DIRECTIONS: If a line below contains the string "name", copy it out.

RECORD SET:
+++

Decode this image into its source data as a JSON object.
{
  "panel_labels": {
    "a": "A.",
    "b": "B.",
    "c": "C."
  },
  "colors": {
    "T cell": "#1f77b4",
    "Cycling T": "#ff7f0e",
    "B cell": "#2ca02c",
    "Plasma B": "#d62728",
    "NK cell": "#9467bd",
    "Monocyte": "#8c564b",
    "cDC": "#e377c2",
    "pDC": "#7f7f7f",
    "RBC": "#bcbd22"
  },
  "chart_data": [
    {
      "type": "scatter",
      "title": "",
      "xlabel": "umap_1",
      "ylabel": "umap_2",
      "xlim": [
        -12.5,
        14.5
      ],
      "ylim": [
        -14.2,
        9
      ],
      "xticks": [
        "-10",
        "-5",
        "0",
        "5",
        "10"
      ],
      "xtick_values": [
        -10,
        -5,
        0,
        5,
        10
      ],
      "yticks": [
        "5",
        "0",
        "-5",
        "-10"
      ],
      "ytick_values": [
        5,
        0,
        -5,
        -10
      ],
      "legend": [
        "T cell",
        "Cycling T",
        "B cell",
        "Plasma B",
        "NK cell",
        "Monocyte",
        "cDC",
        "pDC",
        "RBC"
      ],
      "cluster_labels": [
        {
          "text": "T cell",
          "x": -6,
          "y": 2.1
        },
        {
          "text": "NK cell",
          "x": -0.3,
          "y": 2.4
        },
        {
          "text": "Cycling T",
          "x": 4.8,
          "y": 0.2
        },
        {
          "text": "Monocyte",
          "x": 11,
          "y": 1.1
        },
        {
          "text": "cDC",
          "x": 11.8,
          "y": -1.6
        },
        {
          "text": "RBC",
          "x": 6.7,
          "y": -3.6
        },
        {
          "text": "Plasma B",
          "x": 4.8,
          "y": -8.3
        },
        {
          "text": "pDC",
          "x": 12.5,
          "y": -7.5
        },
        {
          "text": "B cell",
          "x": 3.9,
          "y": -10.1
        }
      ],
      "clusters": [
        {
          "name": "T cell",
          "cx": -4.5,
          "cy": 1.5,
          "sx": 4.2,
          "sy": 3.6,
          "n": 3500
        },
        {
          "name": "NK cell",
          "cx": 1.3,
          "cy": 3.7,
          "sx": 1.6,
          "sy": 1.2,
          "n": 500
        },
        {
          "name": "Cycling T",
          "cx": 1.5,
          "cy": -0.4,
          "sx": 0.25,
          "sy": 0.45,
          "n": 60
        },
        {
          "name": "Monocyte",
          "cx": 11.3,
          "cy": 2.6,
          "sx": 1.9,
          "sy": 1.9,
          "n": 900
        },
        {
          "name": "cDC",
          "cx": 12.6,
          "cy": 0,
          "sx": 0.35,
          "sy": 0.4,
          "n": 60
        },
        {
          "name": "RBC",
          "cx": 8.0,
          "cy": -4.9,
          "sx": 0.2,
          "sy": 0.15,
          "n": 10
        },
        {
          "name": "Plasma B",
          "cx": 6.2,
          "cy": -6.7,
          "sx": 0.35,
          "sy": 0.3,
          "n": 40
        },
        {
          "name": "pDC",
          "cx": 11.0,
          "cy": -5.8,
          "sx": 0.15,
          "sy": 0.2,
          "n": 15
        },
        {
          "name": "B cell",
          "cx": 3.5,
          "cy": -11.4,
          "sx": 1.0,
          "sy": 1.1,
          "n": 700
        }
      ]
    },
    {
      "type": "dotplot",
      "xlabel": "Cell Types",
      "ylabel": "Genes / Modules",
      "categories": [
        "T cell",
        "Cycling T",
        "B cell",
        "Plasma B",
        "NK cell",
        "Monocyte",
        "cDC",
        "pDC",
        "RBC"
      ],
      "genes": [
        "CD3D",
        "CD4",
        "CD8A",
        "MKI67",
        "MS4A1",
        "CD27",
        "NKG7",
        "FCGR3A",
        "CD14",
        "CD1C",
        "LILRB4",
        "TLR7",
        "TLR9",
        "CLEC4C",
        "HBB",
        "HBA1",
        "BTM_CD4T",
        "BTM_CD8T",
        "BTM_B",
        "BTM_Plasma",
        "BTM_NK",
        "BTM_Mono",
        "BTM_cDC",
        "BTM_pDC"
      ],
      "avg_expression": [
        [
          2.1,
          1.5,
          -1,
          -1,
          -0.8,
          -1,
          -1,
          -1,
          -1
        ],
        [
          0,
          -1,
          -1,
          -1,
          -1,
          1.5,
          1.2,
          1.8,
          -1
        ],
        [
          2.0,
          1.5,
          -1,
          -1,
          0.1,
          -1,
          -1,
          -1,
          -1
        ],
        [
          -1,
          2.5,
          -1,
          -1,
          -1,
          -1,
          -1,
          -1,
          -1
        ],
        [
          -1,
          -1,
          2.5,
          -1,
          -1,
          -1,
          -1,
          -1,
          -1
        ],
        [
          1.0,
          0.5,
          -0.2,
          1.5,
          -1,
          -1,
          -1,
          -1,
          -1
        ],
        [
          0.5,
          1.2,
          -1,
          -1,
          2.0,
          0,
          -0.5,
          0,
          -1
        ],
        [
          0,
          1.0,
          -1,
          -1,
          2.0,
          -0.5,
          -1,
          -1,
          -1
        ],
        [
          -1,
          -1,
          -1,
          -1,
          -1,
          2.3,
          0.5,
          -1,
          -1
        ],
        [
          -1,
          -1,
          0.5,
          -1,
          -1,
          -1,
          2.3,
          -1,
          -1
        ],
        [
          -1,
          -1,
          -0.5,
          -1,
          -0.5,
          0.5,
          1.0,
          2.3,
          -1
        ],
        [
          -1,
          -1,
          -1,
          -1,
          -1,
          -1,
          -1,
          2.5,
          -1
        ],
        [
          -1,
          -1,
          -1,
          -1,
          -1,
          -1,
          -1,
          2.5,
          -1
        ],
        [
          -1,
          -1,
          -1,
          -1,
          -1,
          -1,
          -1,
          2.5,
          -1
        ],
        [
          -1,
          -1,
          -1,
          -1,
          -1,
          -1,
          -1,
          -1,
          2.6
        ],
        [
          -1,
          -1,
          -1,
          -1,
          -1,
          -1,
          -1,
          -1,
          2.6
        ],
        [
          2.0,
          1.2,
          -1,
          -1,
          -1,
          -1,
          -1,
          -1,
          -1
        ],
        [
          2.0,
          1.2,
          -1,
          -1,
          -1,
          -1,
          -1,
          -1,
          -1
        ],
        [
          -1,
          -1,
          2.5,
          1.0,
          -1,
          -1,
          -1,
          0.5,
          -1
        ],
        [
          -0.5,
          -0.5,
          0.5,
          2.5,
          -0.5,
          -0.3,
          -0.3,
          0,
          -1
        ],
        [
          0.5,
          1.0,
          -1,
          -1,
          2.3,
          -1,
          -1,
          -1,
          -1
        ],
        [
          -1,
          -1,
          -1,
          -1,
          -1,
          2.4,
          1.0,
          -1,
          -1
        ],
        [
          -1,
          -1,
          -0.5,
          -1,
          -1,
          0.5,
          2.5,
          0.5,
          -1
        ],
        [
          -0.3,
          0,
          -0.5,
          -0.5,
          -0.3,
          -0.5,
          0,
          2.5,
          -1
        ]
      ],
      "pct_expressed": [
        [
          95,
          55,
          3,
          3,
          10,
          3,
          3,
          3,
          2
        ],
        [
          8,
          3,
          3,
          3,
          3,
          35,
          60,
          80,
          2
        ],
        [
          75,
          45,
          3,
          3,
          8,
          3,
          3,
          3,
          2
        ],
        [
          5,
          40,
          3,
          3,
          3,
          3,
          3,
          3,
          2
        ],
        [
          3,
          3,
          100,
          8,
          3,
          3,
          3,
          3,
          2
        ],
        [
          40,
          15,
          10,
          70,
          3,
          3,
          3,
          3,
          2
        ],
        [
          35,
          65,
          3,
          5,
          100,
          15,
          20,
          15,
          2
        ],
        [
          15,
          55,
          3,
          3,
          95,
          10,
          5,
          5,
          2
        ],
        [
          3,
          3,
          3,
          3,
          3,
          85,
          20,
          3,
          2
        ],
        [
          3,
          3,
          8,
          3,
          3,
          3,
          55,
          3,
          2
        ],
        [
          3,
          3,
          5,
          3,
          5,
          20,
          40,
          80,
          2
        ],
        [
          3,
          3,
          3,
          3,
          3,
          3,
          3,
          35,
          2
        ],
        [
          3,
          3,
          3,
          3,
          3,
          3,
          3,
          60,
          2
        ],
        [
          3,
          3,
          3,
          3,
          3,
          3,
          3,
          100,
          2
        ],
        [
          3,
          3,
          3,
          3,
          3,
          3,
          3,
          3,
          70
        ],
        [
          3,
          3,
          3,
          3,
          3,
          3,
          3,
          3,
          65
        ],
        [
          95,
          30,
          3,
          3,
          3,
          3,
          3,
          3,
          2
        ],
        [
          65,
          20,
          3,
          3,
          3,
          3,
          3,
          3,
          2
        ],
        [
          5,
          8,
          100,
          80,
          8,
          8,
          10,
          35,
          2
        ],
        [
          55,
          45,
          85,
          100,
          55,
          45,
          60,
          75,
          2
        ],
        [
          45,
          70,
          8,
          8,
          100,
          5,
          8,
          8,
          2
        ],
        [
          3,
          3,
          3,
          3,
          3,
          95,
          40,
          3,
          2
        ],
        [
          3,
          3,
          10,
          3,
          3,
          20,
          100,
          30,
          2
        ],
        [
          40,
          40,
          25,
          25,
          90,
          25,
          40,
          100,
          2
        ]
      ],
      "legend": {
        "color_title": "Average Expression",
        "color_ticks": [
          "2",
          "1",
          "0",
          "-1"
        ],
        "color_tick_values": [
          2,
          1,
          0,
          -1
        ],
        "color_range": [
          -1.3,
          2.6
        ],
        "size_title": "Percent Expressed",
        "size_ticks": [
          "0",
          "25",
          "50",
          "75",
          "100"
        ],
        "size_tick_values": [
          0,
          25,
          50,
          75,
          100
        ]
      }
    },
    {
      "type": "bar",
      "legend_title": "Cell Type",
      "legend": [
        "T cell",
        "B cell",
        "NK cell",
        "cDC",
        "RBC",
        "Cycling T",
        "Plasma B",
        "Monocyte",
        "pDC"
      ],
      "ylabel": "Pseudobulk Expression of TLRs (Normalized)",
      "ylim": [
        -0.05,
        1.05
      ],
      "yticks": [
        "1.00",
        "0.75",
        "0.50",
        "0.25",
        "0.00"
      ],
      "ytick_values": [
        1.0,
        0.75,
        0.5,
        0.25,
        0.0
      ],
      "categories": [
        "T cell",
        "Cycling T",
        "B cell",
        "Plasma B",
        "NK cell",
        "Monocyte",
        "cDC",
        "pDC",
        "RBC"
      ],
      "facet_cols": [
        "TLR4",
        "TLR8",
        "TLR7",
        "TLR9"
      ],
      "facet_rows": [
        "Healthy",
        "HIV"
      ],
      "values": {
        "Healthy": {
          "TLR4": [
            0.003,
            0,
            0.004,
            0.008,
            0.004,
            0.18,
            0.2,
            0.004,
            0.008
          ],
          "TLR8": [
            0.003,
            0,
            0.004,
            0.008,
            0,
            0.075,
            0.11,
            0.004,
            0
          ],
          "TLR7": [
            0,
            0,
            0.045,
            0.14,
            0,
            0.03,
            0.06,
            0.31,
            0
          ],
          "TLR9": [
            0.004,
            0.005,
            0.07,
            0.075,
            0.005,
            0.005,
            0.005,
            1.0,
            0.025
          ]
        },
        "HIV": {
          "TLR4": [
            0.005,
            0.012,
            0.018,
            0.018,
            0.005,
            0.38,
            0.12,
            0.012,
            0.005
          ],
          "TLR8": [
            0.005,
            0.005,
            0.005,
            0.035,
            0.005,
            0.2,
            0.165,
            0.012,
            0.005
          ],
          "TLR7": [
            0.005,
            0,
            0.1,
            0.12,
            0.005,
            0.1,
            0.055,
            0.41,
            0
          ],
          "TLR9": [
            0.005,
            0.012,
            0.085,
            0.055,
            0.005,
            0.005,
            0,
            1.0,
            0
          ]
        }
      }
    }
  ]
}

+++

RESPONSE TO THE TASK:
          "name": "T cell",
          "name": "NK cell",
          "name": "Cycling T",
          "name": "Monocyte",
          "name": "cDC",
          "name": "RBC",
          "name": "Plasma B",
          "name": "pDC",
          "name": "B cell",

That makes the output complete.